[Stored data]
>>>
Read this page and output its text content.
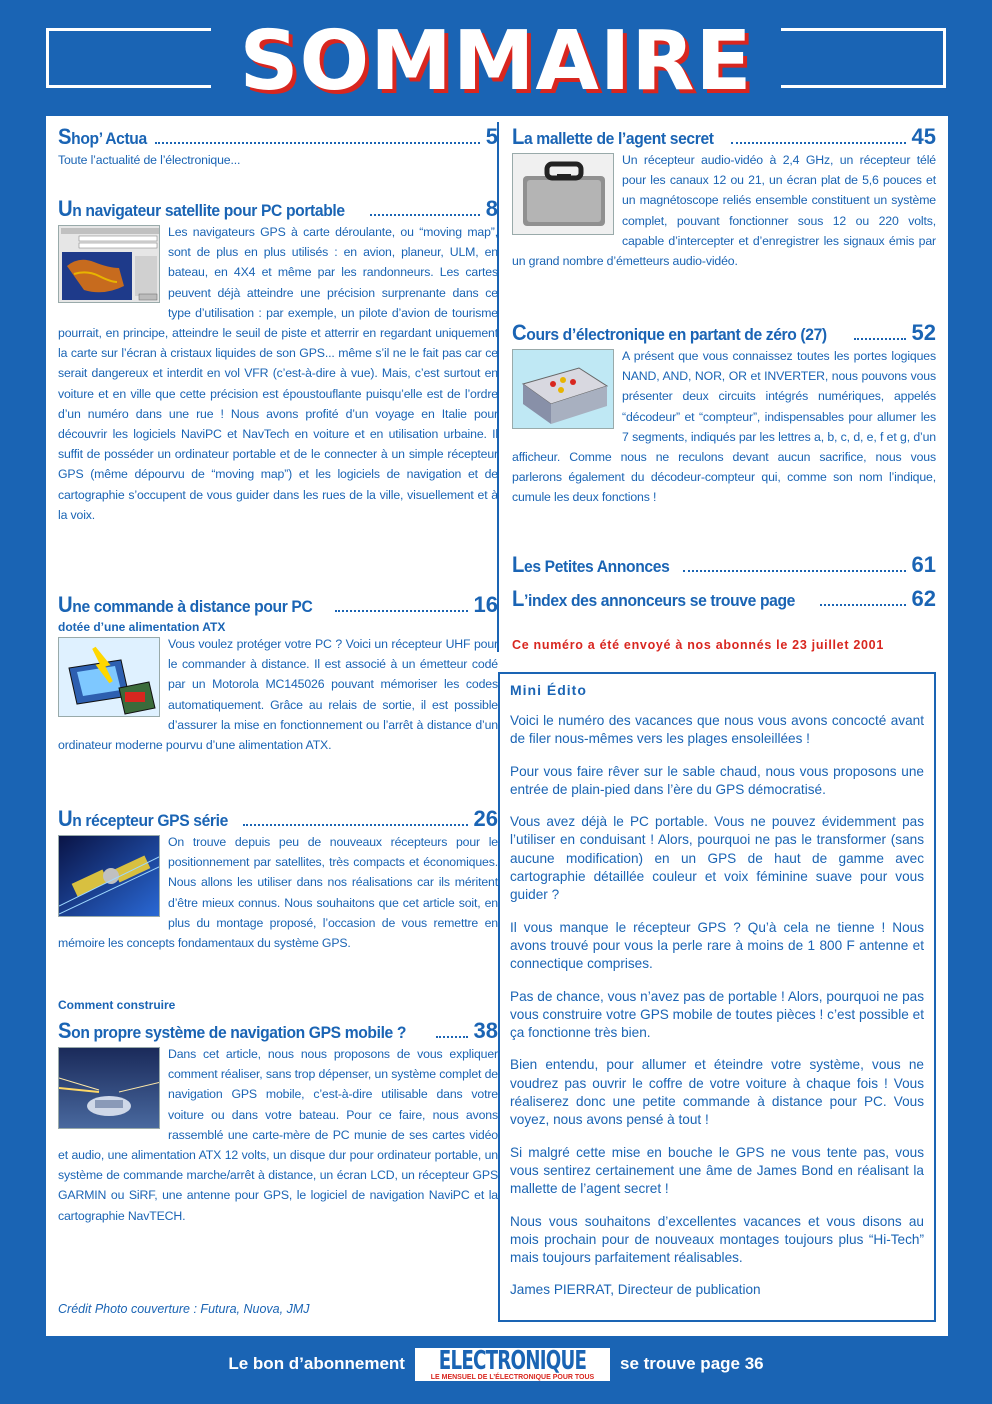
SOMMAIRE
Shop’ Actua	5
Toute l’actualité de l’électronique...
Un navigateur satellite pour PC portable	8
Les navigateurs GPS à carte déroulante, ou “moving map”, sont de plus en plus utilisés : en avion, planeur, ULM, en bateau, en 4X4 et même par les randonneurs. Les cartes peuvent déjà atteindre une précision surprenante dans ce type d’utilisation : par exemple, un pilote d’avion de tourisme pourrait, en principe, atteindre le seuil de piste et atterrir en regardant uniquement la carte sur l’écran à cristaux liquides de son GPS... même s’il ne le fait pas car ce serait dangereux et interdit en vol VFR (c’est-à-dire à vue). Mais, c’est surtout en voiture et en ville que cette précision est époustouflante puisqu’elle est de l’ordre d’un numéro dans une rue ! Nous avons profité d’un voyage en Italie pour découvrir les logiciels NaviPC et NavTech en voiture et en utilisation urbaine. Il suffit de posséder un ordinateur portable et de le connecter à un simple récepteur GPS (même dépourvu de “moving map”) et les logiciels de navigation et de cartographie s’occupent de vous guider dans les rues de la ville, visuellement et à la voix.
Une commande à distance pour PC	16
dotée d’une alimentation ATX
Vous voulez protéger votre PC ? Voici un récepteur UHF pour le commander à distance. Il est associé à un émetteur codé par un Motorola MC145026 pouvant mémoriser les codes automatiquement. Grâce au relais de sortie, il est possible d’assurer la mise en fonctionnement ou l’arrêt à distance d’un ordinateur moderne pourvu d’une alimentation ATX.
Un récepteur GPS série	26
On trouve depuis peu de nouveaux récepteurs pour le positionnement par satellites, très compacts et économiques. Nous allons les utiliser dans nos réalisations car ils méritent d’être mieux connus. Nous souhaitons que cet article soit, en plus du montage proposé, l’occasion de vous remettre en mémoire les concepts fondamentaux du système GPS.
Comment construire
Son propre système de navigation GPS mobile ?	38
Dans cet article, nous nous proposons de vous expliquer comment réaliser, sans trop dépenser, un système complet de navigation GPS mobile, c’est-à-dire utilisable dans votre voiture ou dans votre bateau. Pour ce faire, nous avons rassemblé une carte-mère de PC munie de ses cartes vidéo et audio, une alimentation ATX 12 volts, un disque dur pour ordinateur portable, un système de commande marche/arrêt à distance, un écran LCD, un récepteur GPS GARMIN ou SiRF, une antenne pour GPS, le logiciel de navigation NaviPC et la cartographie NavTECH.
La mallette de l’agent secret	45
Un récepteur audio-vidéo à 2,4 GHz, un récepteur télé pour les canaux 12 ou 21, un écran plat de 5,6 pouces et un magnétoscope reliés ensemble constituent un système complet, pouvant fonctionner sous 12 ou 220 volts, capable d’intercepter et d’enregistrer les signaux émis par un grand nombre d’émetteurs audio-vidéo.
Cours d’électronique en partant de zéro (27)	52
A présent que vous connaissez toutes les portes logiques NAND, AND, NOR, OR et INVERTER, nous pouvons vous présenter deux circuits intégrés numériques, appelés “décodeur” et “compteur”, indispensables pour allumer les 7 segments, indiqués par les lettres a, b, c, d, e, f et g, d’un afficheur. Comme nous ne reculons devant aucun sacrifice, nous vous parlerons également du décodeur-compteur qui, comme son nom l’indique, cumule les deux fonctions !
Les Petites Annonces	61
L’index des annonceurs se trouve page	62
Ce numéro a été envoyé à nos abonnés le 23 juillet 2001
Mini Édito

Voici le numéro des vacances que nous vous avons concocté avant de filer nous-mêmes vers les plages ensoleillées !

Pour vous faire rêver sur le sable chaud, nous vous proposons une entrée de plain-pied dans l’ère du GPS démocratisé.

Vous avez déjà le PC portable. Vous ne pouvez évidemment pas l’utiliser en conduisant ! Alors, pourquoi ne pas le transformer (sans aucune modification) en un GPS de haut de gamme avec cartographie détaillée couleur et voix féminine suave pour vous guider ?

Il vous manque le récepteur GPS ? Qu’à cela ne tienne ! Nous avons trouvé pour vous la perle rare à moins de 1 800 F antenne et connectique comprises.

Pas de chance, vous n’avez pas de portable ! Alors, pourquoi ne pas vous construire votre GPS mobile de toutes pièces ! c’est possible et ça fonctionne très bien.

Bien entendu, pour allumer et éteindre votre système, vous ne voudrez pas ouvrir le coffre de votre voiture à chaque fois ! Vous réaliserez donc une petite commande à distance pour PC. Vous voyez, nous avons pensé à tout !

Si malgré cette mise en bouche le GPS ne vous tente pas, vous vous sentirez certainement une âme de James Bond en réalisant la mallette de l’agent secret !

Nous vous souhaitons d’excellentes vacances et vous disons au mois prochain pour de nouveaux montages toujours plus “Hi-Tech” mais toujours parfaitement réalisables.

James PIERRAT, Directeur de publication

Crédit Photo couverture : Futura, Nuova, JMJ
Le bon d’abonnement ELECTRONIQUE
LE MENSUEL DE L’ÉLECTRONIQUE POUR TOUS
se trouve page 36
<<<
◆ **Task to carry out**: Retype all the records shown above, character for character. Omit every picture.

◆ **Answer**:
Read this page and output its text content.
SOMMAIRE
Shop’ Actua	5
Toute l’actualité de l’électronique...
Un navigateur satellite pour PC portable	8
Les navigateurs GPS à carte déroulante, ou “moving map”, sont de plus en plus utilisés : en avion, planeur, ULM, en bateau, en 4X4 et même par les randonneurs. Les cartes peuvent déjà atteindre une précision surprenante dans ce type d’utilisation : par exemple, un pilote d’avion de tourisme pourrait, en principe, atteindre le seuil de piste et atterrir en regardant uniquement la carte sur l’écran à cristaux liquides de son GPS... même s’il ne le fait pas car ce serait dangereux et interdit en vol VFR (c’est-à-dire à vue). Mais, c’est surtout en voiture et en ville que cette précision est époustouflante puisqu’elle est de l’ordre d’un numéro dans une rue ! Nous avons profité d’un voyage en Italie pour découvrir les logiciels NaviPC et NavTech en voiture et en utilisation urbaine. Il suffit de posséder un ordinateur portable et de le connecter à un simple récepteur GPS (même dépourvu de “moving map”) et les logiciels de navigation et de cartographie s’occupent de vous guider dans les rues de la ville, visuellement et à la voix.
Une commande à distance pour PC	16
dotée d’une alimentation ATX
Vous voulez protéger votre PC ? Voici un récepteur UHF pour le commander à distance. Il est associé à un émetteur codé par un Motorola MC145026 pouvant mémoriser les codes automatiquement. Grâce au relais de sortie, il est possible d’assurer la mise en fonctionnement ou l’arrêt à distance d’un ordinateur moderne pourvu d’une alimentation ATX.
Un récepteur GPS série	26
On trouve depuis peu de nouveaux récepteurs pour le positionnement par satellites, très compacts et économiques. Nous allons les utiliser dans nos réalisations car ils méritent d’être mieux connus. Nous souhaitons que cet article soit, en plus du montage proposé, l’occasion de vous remettre en mémoire les concepts fondamentaux du système GPS.
Comment construire
Son propre système de navigation GPS mobile ?	38
Dans cet article, nous nous proposons de vous expliquer comment réaliser, sans trop dépenser, un système complet de navigation GPS mobile, c’est-à-dire utilisable dans votre voiture ou dans votre bateau. Pour ce faire, nous avons rassemblé une carte-mère de PC munie de ses cartes vidéo et audio, une alimentation ATX 12 volts, un disque dur pour ordinateur portable, un système de commande marche/arrêt à distance, un écran LCD, un récepteur GPS GARMIN ou SiRF, une antenne pour GPS, le logiciel de navigation NaviPC et la cartographie NavTECH.
La mallette de l’agent secret	45
Un récepteur audio-vidéo à 2,4 GHz, un récepteur télé pour les canaux 12 ou 21, un écran plat de 5,6 pouces et un magnétoscope reliés ensemble constituent un système complet, pouvant fonctionner sous 12 ou 220 volts, capable d’intercepter et d’enregistrer les signaux émis par un grand nombre d’émetteurs audio-vidéo.
Cours d’électronique en partant de zéro (27)	52
A présent que vous connaissez toutes les portes logiques NAND, AND, NOR, OR et INVERTER, nous pouvons vous présenter deux circuits intégrés numériques, appelés “décodeur” et “compteur”, indispensables pour allumer les 7 segments, indiqués par les lettres a, b, c, d, e, f et g, d’un afficheur. Comme nous ne reculons devant aucun sacrifice, nous vous parlerons également du décodeur-compteur qui, comme son nom l’indique, cumule les deux fonctions !
Les Petites Annonces	61
L’index des annonceurs se trouve page	62
Ce numéro a été envoyé à nos abonnés le 23 juillet 2001
Mini Édito

Voici le numéro des vacances que nous vous avons concocté avant de filer nous-mêmes vers les plages ensoleillées !

Pour vous faire rêver sur le sable chaud, nous vous proposons une entrée de plain-pied dans l’ère du GPS démocratisé.

Vous avez déjà le PC portable. Vous ne pouvez évidemment pas l’utiliser en conduisant ! Alors, pourquoi ne pas le transformer (sans aucune modification) en un GPS de haut de gamme avec cartographie détaillée couleur et voix féminine suave pour vous guider ?

Il vous manque le récepteur GPS ? Qu’à cela ne tienne ! Nous avons trouvé pour vous la perle rare à moins de 1 800 F antenne et connectique comprises.

Pas de chance, vous n’avez pas de portable ! Alors, pourquoi ne pas vous construire votre GPS mobile de toutes pièces ! c’est possible et ça fonctionne très bien.

Bien entendu, pour allumer et éteindre votre système, vous ne voudrez pas ouvrir le coffre de votre voiture à chaque fois ! Vous réaliserez donc une petite commande à distance pour PC. Vous voyez, nous avons pensé à tout !

Si malgré cette mise en bouche le GPS ne vous tente pas, vous vous sentirez certainement une âme de James Bond en réalisant la mallette de l’agent secret !

Nous vous souhaitons d’excellentes vacances et vous disons au mois prochain pour de nouveaux montages toujours plus “Hi-Tech” mais toujours parfaitement réalisables.

James PIERRAT, Directeur de publication

Crédit Photo couverture : Futura, Nuova, JMJ
Le bon d’abonnement ELECTRONIQUE
LE MENSUEL DE L’ÉLECTRONIQUE POUR TOUS
se trouve page 36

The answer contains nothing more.